--- PASSAGE SHOWN ---
__________________________________________________

Paganistan was born from an act of love.

Beltane 1976. For the first time, on May Eve the Minnesota Church of the Wicca (MCoW) selects, by lot, a woman and a man who, while the rest dance and sing to raise the power, retire to the May bower to enact the Great Marriage of the Gods.

It was the making of our community.

We've enacted the rite ever since. This year marks the 43th annual May Marriage, the local community's oldest ongoing tradition. It's a record that any New Pagan community could envy.

The tradition is currently carried by the Wiccan Church of Minnesota, MCoW's daughter organization, but has worked its way out into the community at large. “The Union of the Gods renews the world,” wrote local priestess Hillary Pell (herself a May Queen emerita) in 1998.

Last year, winter lingered late. A freak mid-April blizzard paralyzed growth and, two weeks later, there was still nary a sign of Spring to be seen.

__________________________________________________

--- THINGS TO DO ---
A. From the passage on the May Marriage, return the part that opens with the words containing "Beltane 1976. For" and closes with "of the Gods.", copied word for word.
B. Does the May Marriage passage agree with each statement: (i) in 1976 the woman and man for the rite were chosen by lot; (ii) the tradition is now carried by the Minnesota Church of the Wicca itself; (iii) last year's late snowstorm came in mid-March? Answer yes or no for each, quoting the words that settle it.
C. Continue the May Marriage passage from its last sentence onward.
You won't need the material that comes next.

--- DATASET SECTION ---

__________________________________________________

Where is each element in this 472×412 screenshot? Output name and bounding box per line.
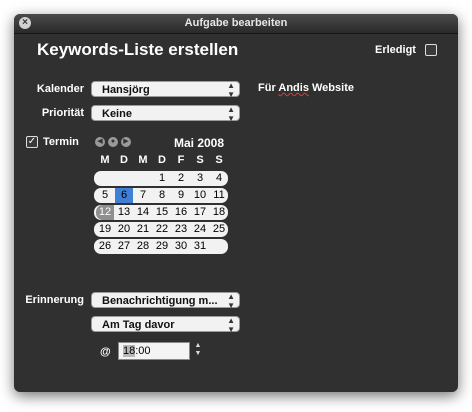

__________________________________________________

--- THE ANSWERS ---
A.
Beltane 1976. For the first time, on May Eve the Minnesota Church of the Wicca (MCoW) selects, by lot, a woman and a man who, while the rest dance and sing to raise the power, retire to the May bower to enact the Great Marriage of the Gods.

B.
(i) Yes: "selects, by lot, a woman and a man"
(ii) No: "currently carried by the Wiccan Church of Minnesota, MCoW's daughter organization"
(iii) No: "A freak mid-April blizzard paralyzed growth"

C.
In the dusk of May Eve, we kindled the Beltane Fire. Our newest member led her partner off to the May bower. As they made love, we sang and danced the sacred dances.

Now, whether or not it had anything to do with what we—or they—did that night, I don't claim to know. (I rather doubt it.) But this much I can tell you.

By the next day, there was green everywhere. Overnight, the buds had broken. Between the setting and the rising of the “ithyphallic adolescent Sun” (to quote Feraferia's Fred Adams), Spring—in amazing chloroplast explosion—had sprung.

The Union of the Gods renews the world.

Wishing you joy of Beltane.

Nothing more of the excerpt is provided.